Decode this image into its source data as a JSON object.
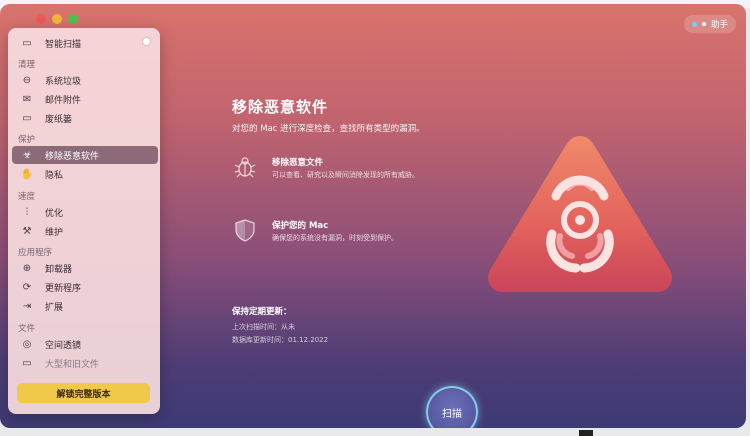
{
  "app": {
    "assistant_label": "助手"
  },
  "sidebar": {
    "top_item": {
      "label": "智能扫描",
      "icon": "monitor-icon"
    },
    "sections": [
      {
        "label": "清理"
      },
      {
        "label": "保护"
      },
      {
        "label": "速度"
      },
      {
        "label": "应用程序"
      },
      {
        "label": "文件"
      }
    ],
    "items": [
      {
        "label": "系统垃圾",
        "icon": "trash-icon"
      },
      {
        "label": "邮件附件",
        "icon": "mail-icon"
      },
      {
        "label": "废纸篓",
        "icon": "bin-icon"
      },
      {
        "label": "移除恶意软件",
        "icon": "biohazard-icon",
        "active": true
      },
      {
        "label": "隐私",
        "icon": "hand-icon"
      },
      {
        "label": "优化",
        "icon": "sliders-icon"
      },
      {
        "label": "维护",
        "icon": "wrench-icon"
      },
      {
        "label": "卸载器",
        "icon": "uninstaller-icon"
      },
      {
        "label": "更新程序",
        "icon": "updater-icon"
      },
      {
        "label": "扩展",
        "icon": "extensions-icon"
      },
      {
        "label": "空间透镜",
        "icon": "lens-icon"
      },
      {
        "label": "大型和旧文件",
        "icon": "folder-icon"
      }
    ],
    "unlock_button": "解锁完整版本"
  },
  "main": {
    "title": "移除恶意软件",
    "subtitle": "对您的 Mac 进行深度检查，查找所有类型的漏洞。",
    "features": [
      {
        "title": "移除恶意文件",
        "desc": "可以查看、研究以及瞬间消除发现的所有威胁。",
        "icon": "bug-icon"
      },
      {
        "title": "保护您的 Mac",
        "desc": "确保您的系统没有漏洞，时刻受到保护。",
        "icon": "shield-icon"
      }
    ],
    "keep_updated": {
      "title": "保持定期更新：",
      "last_scan": "上次扫描时间：从未",
      "db_update": "数据库更新时间：01.12.2022"
    },
    "scan_button": "扫描"
  }
}
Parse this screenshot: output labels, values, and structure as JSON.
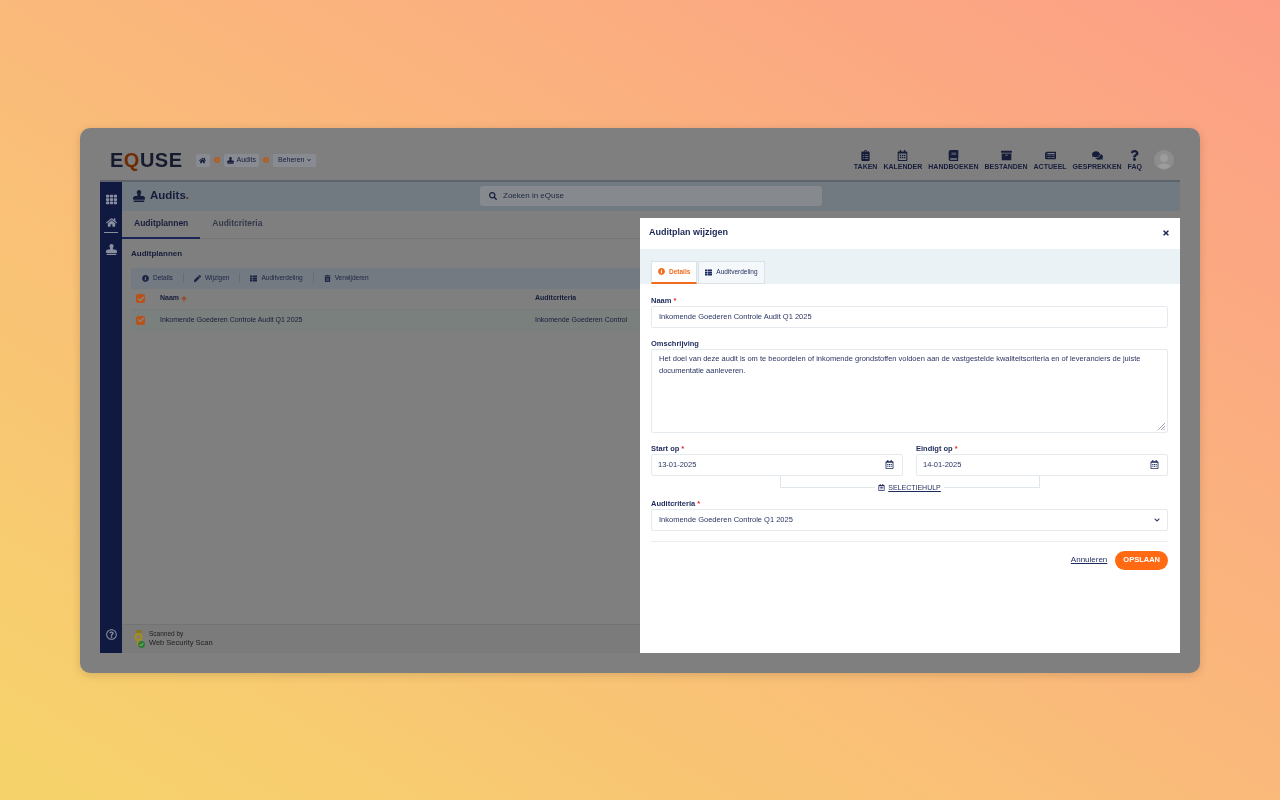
────────────────
Print each entry shown above with exact wording and no pictures.

Response to the task:
Decode this image into its source data as a JSON object.
{
  "app": {
    "assistant_label": "助手"
  },
  "sidebar": {
    "top_item": {
      "label": "智能扫描",
      "icon": "monitor-icon"
    },
    "sections": [
      {
        "label": "清理"
      },
      {
        "label": "保护"
      },
      {
        "label": "速度"
      },
      {
        "label": "应用程序"
      },
      {
        "label": "文件"
      }
    ],
    "items": [
      {
        "label": "系统垃圾",
        "icon": "trash-icon"
      },
      {
        "label": "邮件附件",
        "icon": "mail-icon"
      },
      {
        "label": "废纸篓",
        "icon": "bin-icon"
      },
      {
        "label": "移除恶意软件",
        "icon": "biohazard-icon",
        "active": true
      },
      {
        "label": "隐私",
        "icon": "hand-icon"
      },
      {
        "label": "优化",
        "icon": "sliders-icon"
      },
      {
        "label": "维护",
        "icon": "wrench-icon"
      },
      {
        "label": "卸载器",
        "icon": "uninstaller-icon"
      },
      {
        "label": "更新程序",
        "icon": "updater-icon"
      },
      {
        "label": "扩展",
        "icon": "extensions-icon"
      },
      {
        "label": "空间透镜",
        "icon": "lens-icon"
      },
      {
        "label": "大型和旧文件",
        "icon": "folder-icon"
      }
    ],
    "unlock_button": "解锁完整版本"
  },
  "main": {
    "title": "移除恶意软件",
    "subtitle": "对您的 Mac 进行深度检查，查找所有类型的漏洞。",
    "features": [
      {
        "title": "移除恶意文件",
        "desc": "可以查看、研究以及瞬间消除发现的所有威胁。",
        "icon": "bug-icon"
      },
      {
        "title": "保护您的 Mac",
        "desc": "确保您的系统没有漏洞，时刻受到保护。",
        "icon": "shield-icon"
      }
    ],
    "keep_updated": {
      "title": "保持定期更新：",
      "last_scan": "上次扫描时间：从未",
      "db_update": "数据库更新时间：01.12.2022"
    },
    "scan_button": "扫描"
  }
}
Parse this screenshot: output labels, values, and structure as JSON.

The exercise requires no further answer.